* Task inputs

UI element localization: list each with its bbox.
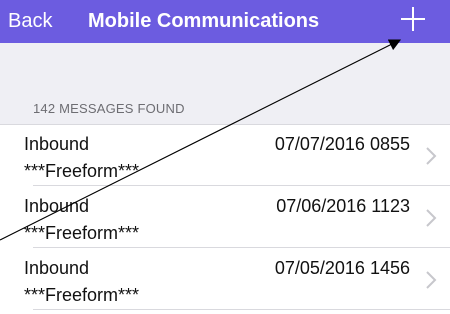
chevron-right-icon xyxy=(426,209,437,227)
list-item[interactable]: Inbound ***Freeform*** 07/06/2016 1123 xyxy=(0,186,450,248)
message-datetime: 07/06/2016 1123 xyxy=(276,196,410,216)
message-type: ***Freeform*** xyxy=(24,223,140,243)
message-datetime: 07/07/2016 0855 xyxy=(274,134,410,154)
message-list: Inbound ***Freeform*** 07/07/2016 0855 I… xyxy=(0,124,450,310)
message-type: ***Freeform*** xyxy=(24,285,140,305)
message-direction: Inbound xyxy=(24,258,90,278)
message-datetime: 07/05/2016 1456 xyxy=(274,258,410,278)
message-count-header: 142 MESSAGES FOUND xyxy=(33,101,185,116)
chevron-right-icon xyxy=(426,271,437,289)
chevron-right-icon xyxy=(426,147,437,165)
plus-icon xyxy=(401,7,425,31)
add-button[interactable] xyxy=(398,4,428,34)
back-button[interactable]: Back xyxy=(8,8,52,34)
divider xyxy=(33,309,450,310)
message-type: ***Freeform*** xyxy=(24,161,140,181)
navigation-bar: Back Mobile Communications xyxy=(0,0,450,43)
divider xyxy=(0,124,450,125)
message-direction: Inbound xyxy=(24,196,90,216)
list-item[interactable]: Inbound ***Freeform*** 07/07/2016 0855 xyxy=(0,124,450,186)
message-direction: Inbound xyxy=(24,134,90,154)
page-title: Mobile Communications xyxy=(88,10,320,32)
list-item[interactable]: Inbound ***Freeform*** 07/05/2016 1456 xyxy=(0,248,450,310)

* Written exercise
Gather every line in the rows above that contains the string "icon".

* Answer to the exercise
chevron-right-icon xyxy=(426,209,437,227)
chevron-right-icon xyxy=(426,271,437,289)
chevron-right-icon xyxy=(426,147,437,165)
plus-icon xyxy=(401,7,425,31)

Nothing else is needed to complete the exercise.